___ ENTRIES PROVIDED
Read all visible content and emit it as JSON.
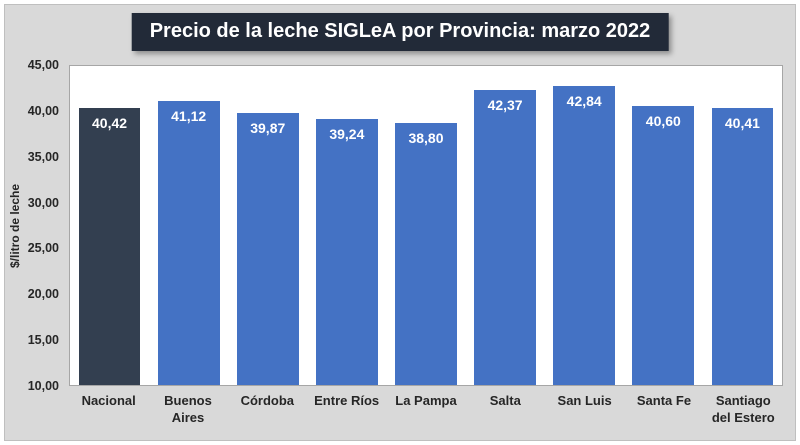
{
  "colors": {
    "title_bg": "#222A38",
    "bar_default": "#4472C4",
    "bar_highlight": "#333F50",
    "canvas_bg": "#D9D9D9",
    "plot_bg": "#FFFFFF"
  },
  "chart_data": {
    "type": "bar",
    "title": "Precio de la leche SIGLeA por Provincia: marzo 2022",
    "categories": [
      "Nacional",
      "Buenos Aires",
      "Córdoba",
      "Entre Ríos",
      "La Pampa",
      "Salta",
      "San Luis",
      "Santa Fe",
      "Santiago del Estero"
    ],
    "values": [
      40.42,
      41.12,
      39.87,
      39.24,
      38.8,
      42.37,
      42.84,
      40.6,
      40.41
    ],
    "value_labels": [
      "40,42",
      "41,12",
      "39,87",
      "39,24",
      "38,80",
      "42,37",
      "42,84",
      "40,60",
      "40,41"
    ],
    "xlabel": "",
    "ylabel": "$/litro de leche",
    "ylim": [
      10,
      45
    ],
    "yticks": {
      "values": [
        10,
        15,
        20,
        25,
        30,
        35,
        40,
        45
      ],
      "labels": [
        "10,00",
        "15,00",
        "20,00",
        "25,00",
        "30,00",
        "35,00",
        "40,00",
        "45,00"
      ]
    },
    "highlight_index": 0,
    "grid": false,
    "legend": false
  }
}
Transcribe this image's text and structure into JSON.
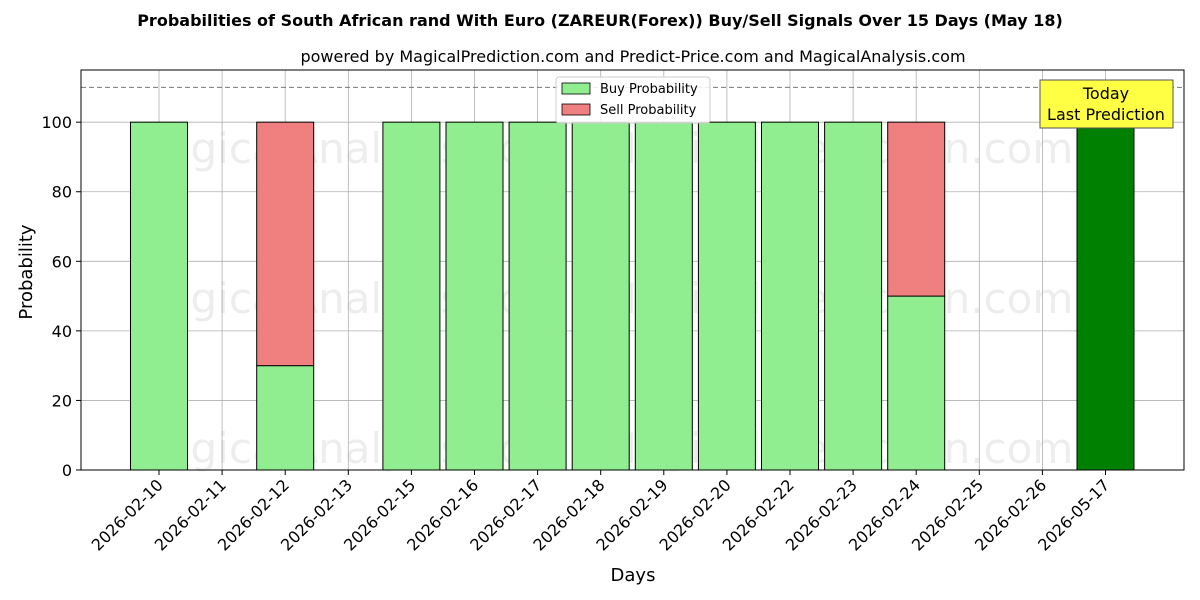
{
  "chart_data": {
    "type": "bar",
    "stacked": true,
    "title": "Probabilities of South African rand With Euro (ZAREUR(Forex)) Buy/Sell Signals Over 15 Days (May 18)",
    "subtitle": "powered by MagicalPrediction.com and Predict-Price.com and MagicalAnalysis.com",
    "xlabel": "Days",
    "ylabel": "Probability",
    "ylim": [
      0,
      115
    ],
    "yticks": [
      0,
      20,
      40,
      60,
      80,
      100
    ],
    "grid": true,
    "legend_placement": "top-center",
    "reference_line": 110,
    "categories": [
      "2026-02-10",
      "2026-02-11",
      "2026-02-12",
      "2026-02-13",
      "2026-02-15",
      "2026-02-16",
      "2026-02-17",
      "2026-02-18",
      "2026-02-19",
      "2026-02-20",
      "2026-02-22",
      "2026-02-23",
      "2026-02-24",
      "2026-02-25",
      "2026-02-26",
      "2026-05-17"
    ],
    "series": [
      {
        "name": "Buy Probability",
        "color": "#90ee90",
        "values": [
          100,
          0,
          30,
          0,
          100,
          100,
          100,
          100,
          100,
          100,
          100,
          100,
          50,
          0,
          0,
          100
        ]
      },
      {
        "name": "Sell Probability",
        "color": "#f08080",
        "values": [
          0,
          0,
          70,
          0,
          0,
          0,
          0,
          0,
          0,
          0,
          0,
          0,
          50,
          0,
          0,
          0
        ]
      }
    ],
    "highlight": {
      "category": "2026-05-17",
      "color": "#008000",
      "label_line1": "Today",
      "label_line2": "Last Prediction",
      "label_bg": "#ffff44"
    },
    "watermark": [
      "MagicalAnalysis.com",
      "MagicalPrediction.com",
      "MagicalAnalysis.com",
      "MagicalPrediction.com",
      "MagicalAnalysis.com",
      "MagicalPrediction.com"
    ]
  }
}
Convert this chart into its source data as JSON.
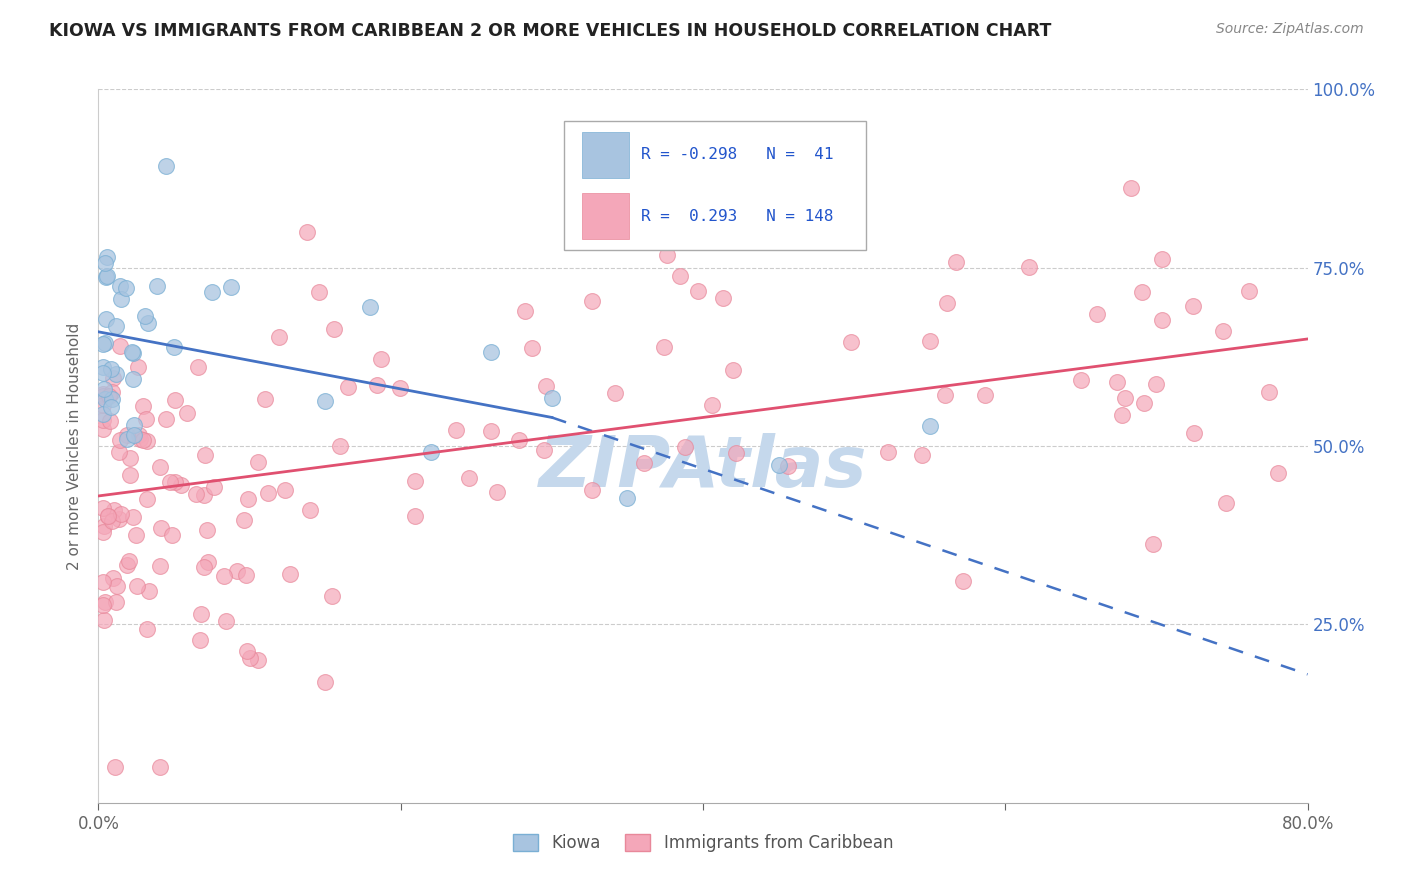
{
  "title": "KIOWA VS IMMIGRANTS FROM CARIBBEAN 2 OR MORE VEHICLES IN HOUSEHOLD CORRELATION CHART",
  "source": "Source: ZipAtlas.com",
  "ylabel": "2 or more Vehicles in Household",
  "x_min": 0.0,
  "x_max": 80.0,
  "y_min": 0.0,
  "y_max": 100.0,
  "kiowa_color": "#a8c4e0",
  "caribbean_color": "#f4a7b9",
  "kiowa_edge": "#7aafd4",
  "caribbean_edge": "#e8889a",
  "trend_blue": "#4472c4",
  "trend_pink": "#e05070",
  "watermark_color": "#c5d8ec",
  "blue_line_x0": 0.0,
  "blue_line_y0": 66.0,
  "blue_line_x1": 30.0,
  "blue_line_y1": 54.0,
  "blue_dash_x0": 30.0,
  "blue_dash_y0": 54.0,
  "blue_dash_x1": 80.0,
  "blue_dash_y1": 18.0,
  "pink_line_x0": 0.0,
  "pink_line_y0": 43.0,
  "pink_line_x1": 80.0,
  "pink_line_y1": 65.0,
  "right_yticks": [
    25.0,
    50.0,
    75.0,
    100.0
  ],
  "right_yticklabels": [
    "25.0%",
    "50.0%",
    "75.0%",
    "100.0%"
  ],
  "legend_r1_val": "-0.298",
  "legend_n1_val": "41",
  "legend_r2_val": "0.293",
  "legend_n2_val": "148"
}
______
THE TASK: Where a line above contains the word "JSON", copy that line.

IN RESPONSE:
Read all visible content and emit it as JSON.
Transcribe this image's text and structure into JSON.
Convert this chart into its source data as JSON.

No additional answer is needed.